▶ [Written request A] Put the lines of the entries, from the first line through the line holding "plot-frame (114, 23, 618, 513)", inclusive, into a JSON list of strings with one string per line and no blank lines.

# START OF Excerpt to read

Energy & Sustainability
Air-powered scooter

Air-powered scooter leaves city centres cleaner via Gizmodo.

An inventor has created what he claims is the world’s first motorcycle powered by fresh air.

Jem Stansfield says his converted Puch moped produces cleaner air than found in many town and city centres and so can actually reduce pollution.

“It actually fires out cleaner air,” said 37-year-old Stansfield, who used to be a sheep herder.

The University of Bristol aeronautics graduate fitted the Puch with high pressure carbon fibre air cylinders used by fire fighters as breathing apparatus in burning buildings.

38 thoughts on “Air-powered scooter

  1. post some links, tell us why we are not all riding compressed-air scooters to work… add something to the debate rather than just claiming to have superior knowledge.

    Personally, I’d rather not have two pressurized containers between my ankles if I were to slip on some leaves!

  2. No doubt, sweavo! Those pressurized containers seem dangerous! Give me a tank full of highly flammable liquid for me to cradle between my legs any day!

# END OF Excerpt to read
# START OF Information supplied

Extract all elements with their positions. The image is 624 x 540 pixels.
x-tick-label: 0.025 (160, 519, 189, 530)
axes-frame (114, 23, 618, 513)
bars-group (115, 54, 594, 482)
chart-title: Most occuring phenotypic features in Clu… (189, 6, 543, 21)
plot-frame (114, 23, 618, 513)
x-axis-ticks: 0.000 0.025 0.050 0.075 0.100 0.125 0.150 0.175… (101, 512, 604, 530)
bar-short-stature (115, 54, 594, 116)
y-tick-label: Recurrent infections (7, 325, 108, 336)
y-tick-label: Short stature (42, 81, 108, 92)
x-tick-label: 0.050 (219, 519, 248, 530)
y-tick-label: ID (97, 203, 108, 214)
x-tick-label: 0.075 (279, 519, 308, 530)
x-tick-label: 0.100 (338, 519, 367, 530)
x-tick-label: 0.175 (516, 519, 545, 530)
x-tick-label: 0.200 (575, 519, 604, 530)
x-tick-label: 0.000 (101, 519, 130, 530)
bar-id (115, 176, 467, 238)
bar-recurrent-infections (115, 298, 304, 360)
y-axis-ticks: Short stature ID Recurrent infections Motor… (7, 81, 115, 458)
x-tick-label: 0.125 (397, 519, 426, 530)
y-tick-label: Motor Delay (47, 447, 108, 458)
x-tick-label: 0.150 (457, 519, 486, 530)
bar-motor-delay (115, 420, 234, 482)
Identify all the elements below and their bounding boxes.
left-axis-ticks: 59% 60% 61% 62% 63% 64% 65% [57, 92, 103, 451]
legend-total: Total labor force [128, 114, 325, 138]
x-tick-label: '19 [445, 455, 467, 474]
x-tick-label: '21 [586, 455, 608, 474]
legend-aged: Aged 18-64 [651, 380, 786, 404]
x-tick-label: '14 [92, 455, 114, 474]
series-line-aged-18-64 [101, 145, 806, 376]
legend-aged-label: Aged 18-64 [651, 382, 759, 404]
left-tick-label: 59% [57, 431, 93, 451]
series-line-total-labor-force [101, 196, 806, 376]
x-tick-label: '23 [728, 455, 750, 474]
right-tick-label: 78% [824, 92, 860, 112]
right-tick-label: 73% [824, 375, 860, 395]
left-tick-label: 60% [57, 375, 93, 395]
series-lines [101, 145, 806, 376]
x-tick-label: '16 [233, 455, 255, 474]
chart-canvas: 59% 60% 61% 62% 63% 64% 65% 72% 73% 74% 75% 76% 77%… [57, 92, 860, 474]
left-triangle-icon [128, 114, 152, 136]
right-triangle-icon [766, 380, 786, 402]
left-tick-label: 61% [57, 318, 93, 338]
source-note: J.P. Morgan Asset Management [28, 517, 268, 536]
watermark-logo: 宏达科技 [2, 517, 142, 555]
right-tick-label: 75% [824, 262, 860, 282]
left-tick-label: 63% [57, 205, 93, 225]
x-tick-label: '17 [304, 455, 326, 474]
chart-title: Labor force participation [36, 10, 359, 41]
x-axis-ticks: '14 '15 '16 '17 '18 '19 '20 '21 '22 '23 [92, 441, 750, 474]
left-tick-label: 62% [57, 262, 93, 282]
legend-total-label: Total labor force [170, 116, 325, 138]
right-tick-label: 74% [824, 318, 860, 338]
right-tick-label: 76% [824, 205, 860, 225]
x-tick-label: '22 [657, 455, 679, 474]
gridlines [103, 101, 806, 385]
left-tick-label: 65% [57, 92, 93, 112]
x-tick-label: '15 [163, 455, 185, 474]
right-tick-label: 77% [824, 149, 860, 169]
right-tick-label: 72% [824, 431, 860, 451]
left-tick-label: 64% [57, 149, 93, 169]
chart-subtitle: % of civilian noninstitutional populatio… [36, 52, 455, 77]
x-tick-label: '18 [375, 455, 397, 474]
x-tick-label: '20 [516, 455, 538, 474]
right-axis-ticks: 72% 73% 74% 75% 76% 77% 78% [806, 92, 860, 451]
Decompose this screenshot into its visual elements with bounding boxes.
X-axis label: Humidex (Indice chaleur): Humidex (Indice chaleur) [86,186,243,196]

# END OF Information supplied

▶ [Written request B] Edit the passage of the air-powered scooter page between "38 thoughts on" and "on some leaves!", inclusive, by changing "ankles" to "knees", and give the edited passage.

▶ [Response A]
[
  "Extract all elements with their positions. The image is 624 x 540 pixels.",
  "x-tick-label: 0.025 (160, 519, 189, 530)",
  "axes-frame (114, 23, 618, 513)",
  "bars-group (115, 54, 594, 482)",
  "chart-title: Most occuring phenotypic features in Clu… (189, 6, 543, 21)",
  "plot-frame (114, 23, 618, 513)"
]

▶ [Response B]
38 thoughts on “Air-powered scooter

  1. post some links, tell us why we are not all riding compressed-air scooters to work… add something to the debate rather than just claiming to have superior knowledge.

    Personally, I’d rather not have two pressurized containers between my knees if I were to slip on some leaves!